**Task:**
Write out the listing below exactly, and omit any images you find in it.

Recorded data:
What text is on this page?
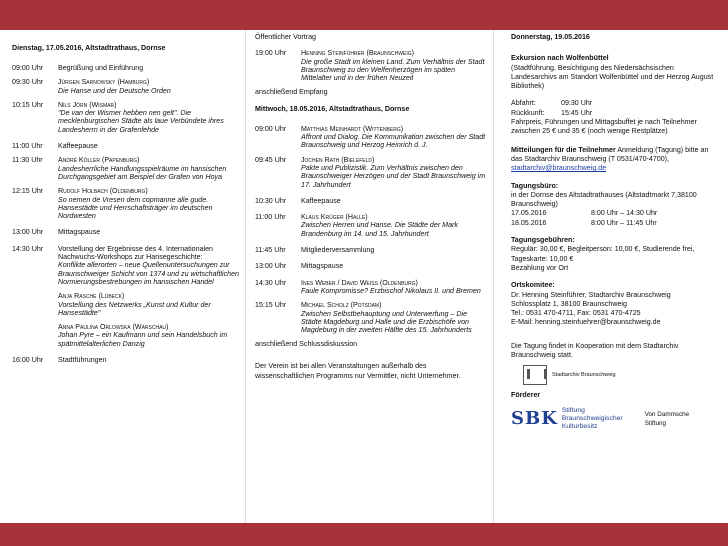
Dienstag, 17.05.2016, Altstadtrathaus, Dornse
09:00 Uhr	Begrüßung und Einführung
09:30 Uhr	Jürgen Sarnowsky (Hamburg)
Die Hanse und der Deutsche Orden
10:15 Uhr	Nils Jörn (Wismar)
"De van der Wismer hebben nen gelt". Die mecklenburgischen Städte als laue Verbündete ihres Landesherrn in der Grafenfehde
11:00 Uhr	Kaffeepause
11:30 Uhr	André Köller (Papenburg)
Landesherrliche Handlungsspielräume im hansischen Durchgangsgebiet am Beispiel der Grafen von Hoya
12:15 Uhr	Rudolf Holbach (Oldenburg)
So nemen de Vresen dem copmanne alle gude. Hansestädte und Herrschaftsträger im deutschen Nordwesten
13:00 Uhr	Mittagspause
14:30 Uhr	Vorstellung der Ergebnisse des 4. Internationalen Nachwuchs-Workshops zur Hansegeschichte:
Konflikte allerorten – neue Quellenuntersuchungen zur Braunschweiger Schicht von 1374 und zu wirtschaftlichen Normierungsbestrebungen im hansischen Handel
Anja Rasche (Lübeck)
Vorstellung des Netzwerks „Kunst und Kultur der Hansestädte"
Anna Paulina Orlowska (Warschau)
Johan Pyre – ein Kaufmann und sein Handelsbuch im spätmittelalterlichen Danzig
16:00 Uhr	Stadtführungen
Öffentlicher Vortrag
19:00 Uhr	Henning Steinführer (Braunschweig)
Die große Stadt im kleinen Land. Zum Verhältnis der Stadt Braunschweig zu den Welfenherzögen im späten Mittelalter und in der frühen Neuzeit
anschließend Empfang
Mittwoch, 18.05.2016, Altstadtrathaus, Dornse
09:00 Uhr	Matthias Meinhardt (Wittenberg)
Affront und Dialog. Die Kommunikation zwischen der Stadt Braunschweig und Herzog Heinrich d. J.
09:45 Uhr	Jochen Rath (Bielefeld)
Pakte und Publizistik. Zum Verhältnis zwischen den Braunschweiger Herzögen und der Stadt Braunschweig im 17. Jahrhundert
10:30 Uhr	Kaffeepause
11:00 Uhr	Klaus Krüger (Halle)
Zwischen Herren und Hanse. Die Städte der Mark Brandenburg im 14. und 15. Jahrhundert
11:45 Uhr	Mitgliederversammlung
13:00 Uhr	Mittagspause
14:30 Uhr	Ines Weber / David Weiss (Oldenburg)
Faule Kompromisse? Erzbischof Nikolaus II. und Bremen
15:15 Uhr	Michael Scholz (Potsdam)
Zwischen Selbstbehauptung und Unterwerfung – Die Städte Magdeburg und Halle und die Erzbischöfe von Magdeburg in der zweiten Hälfte des 15. Jahrhunderts
anschließend Schlussdiskussion
Der Verein ist bei allen Veranstaltungen außerhalb des wissenschaftlichen Programms nur Vermittler, nicht Unternehmer.
Donnerstag, 19.05.2016
Exkursion nach Wolfenbüttel
(Stadtführung, Besichtigung des Niedersächsischen Landesarchivs am Standort Wolfenbüttel und der Herzog August Bibliothek)
Abfahrt:	09:30 Uhr
Rückkunft:	15:45 Uhr
Fahrpreis, Führungen und Mittagsbuffet je nach Teilnehmer zwischen 25 € und 35 € (noch wenige Restplätze)
Mitteilungen für die Teilnehmer Anmeldung (Tagung) bitte an das Stadtarchiv Braunschweig (T 0531/470-4700),
stadtarchiv@braunschweig.de
Tagungsbüro:
in der Dornse des Altstadtrathauses (Altstadtmarkt 7,38100 Braunschweig)
17.05.2016	8:00 Uhr – 14:30 Uhr
18.05.2016	8:00 Uhr – 11:45 Uhr
Tagungsgebühren:
Regulär: 30,00 €, Begleitperson: 10,00 €, Studierende frei, Tageskarte: 10,00 €
Bezahlung vor Ort
Ortskomitee:
Dr. Henning Steinführer, Stadtarchiv Braunschweig
Schlossplatz 1, 38100 Braunschweig
Tel.: 0531 470-4711, Fax: 0531 470-4725
E-Mail: henning.steinfuehrer@braunschweig.de
Die Tagung findet in Kooperation mit dem Stadtarchiv Braunschweig statt.
Stadtarchiv Braunschweig
Förderer
SBK Stiftung
Braunschweigischer
Kulturbesitz
Von Dammsche
Stiftung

**Exercise result:**
What text is on this page?
Dienstag, 17.05.2016, Altstadtrathaus, Dornse
09:00 Uhr	Begrüßung und Einführung
09:30 Uhr	Jürgen Sarnowsky (Hamburg)
Die Hanse und der Deutsche Orden
10:15 Uhr	Nils Jörn (Wismar)
"De van der Wismer hebben nen gelt". Die mecklenburgischen Städte als laue Verbündete ihres Landesherrn in der Grafenfehde
11:00 Uhr	Kaffeepause
11:30 Uhr	André Köller (Papenburg)
Landesherrliche Handlungsspielräume im hansischen Durchgangsgebiet am Beispiel der Grafen von Hoya
12:15 Uhr	Rudolf Holbach (Oldenburg)
So nemen de Vresen dem copmanne alle gude. Hansestädte und Herrschaftsträger im deutschen Nordwesten
13:00 Uhr	Mittagspause
14:30 Uhr	Vorstellung der Ergebnisse des 4. Internationalen Nachwuchs-Workshops zur Hansegeschichte:
Konflikte allerorten – neue Quellenuntersuchungen zur Braunschweiger Schicht von 1374 und zu wirtschaftlichen Normierungsbestrebungen im hansischen Handel
Anja Rasche (Lübeck)
Vorstellung des Netzwerks „Kunst und Kultur der Hansestädte"
Anna Paulina Orlowska (Warschau)
Johan Pyre – ein Kaufmann und sein Handelsbuch im spätmittelalterlichen Danzig
16:00 Uhr	Stadtführungen
Öffentlicher Vortrag
19:00 Uhr	Henning Steinführer (Braunschweig)
Die große Stadt im kleinen Land. Zum Verhältnis der Stadt Braunschweig zu den Welfenherzögen im späten Mittelalter und in der frühen Neuzeit
anschließend Empfang
Mittwoch, 18.05.2016, Altstadtrathaus, Dornse
09:00 Uhr	Matthias Meinhardt (Wittenberg)
Affront und Dialog. Die Kommunikation zwischen der Stadt Braunschweig und Herzog Heinrich d. J.
09:45 Uhr	Jochen Rath (Bielefeld)
Pakte und Publizistik. Zum Verhältnis zwischen den Braunschweiger Herzögen und der Stadt Braunschweig im 17. Jahrhundert
10:30 Uhr	Kaffeepause
11:00 Uhr	Klaus Krüger (Halle)
Zwischen Herren und Hanse. Die Städte der Mark Brandenburg im 14. und 15. Jahrhundert
11:45 Uhr	Mitgliederversammlung
13:00 Uhr	Mittagspause
14:30 Uhr	Ines Weber / David Weiss (Oldenburg)
Faule Kompromisse? Erzbischof Nikolaus II. und Bremen
15:15 Uhr	Michael Scholz (Potsdam)
Zwischen Selbstbehauptung und Unterwerfung – Die Städte Magdeburg und Halle und die Erzbischöfe von Magdeburg in der zweiten Hälfte des 15. Jahrhunderts
anschließend Schlussdiskussion
Der Verein ist bei allen Veranstaltungen außerhalb des wissenschaftlichen Programms nur Vermittler, nicht Unternehmer.
Donnerstag, 19.05.2016
Exkursion nach Wolfenbüttel
(Stadtführung, Besichtigung des Niedersächsischen Landesarchivs am Standort Wolfenbüttel und der Herzog August Bibliothek)
Abfahrt:	09:30 Uhr
Rückkunft:	15:45 Uhr
Fahrpreis, Führungen und Mittagsbuffet je nach Teilnehmer zwischen 25 € und 35 € (noch wenige Restplätze)
Mitteilungen für die Teilnehmer Anmeldung (Tagung) bitte an das Stadtarchiv Braunschweig (T 0531/470-4700),
stadtarchiv@braunschweig.de
Tagungsbüro:
in der Dornse des Altstadtrathauses (Altstadtmarkt 7,38100 Braunschweig)
17.05.2016	8:00 Uhr – 14:30 Uhr
18.05.2016	8:00 Uhr – 11:45 Uhr
Tagungsgebühren:
Regulär: 30,00 €, Begleitperson: 10,00 €, Studierende frei, Tageskarte: 10,00 €
Bezahlung vor Ort
Ortskomitee:
Dr. Henning Steinführer, Stadtarchiv Braunschweig
Schlossplatz 1, 38100 Braunschweig
Tel.: 0531 470-4711, Fax: 0531 470-4725
E-Mail: henning.steinfuehrer@braunschweig.de
Die Tagung findet in Kooperation mit dem Stadtarchiv Braunschweig statt.
Stadtarchiv Braunschweig
Förderer
SBK Stiftung
Braunschweigischer
Kulturbesitz
Von Dammsche
Stiftung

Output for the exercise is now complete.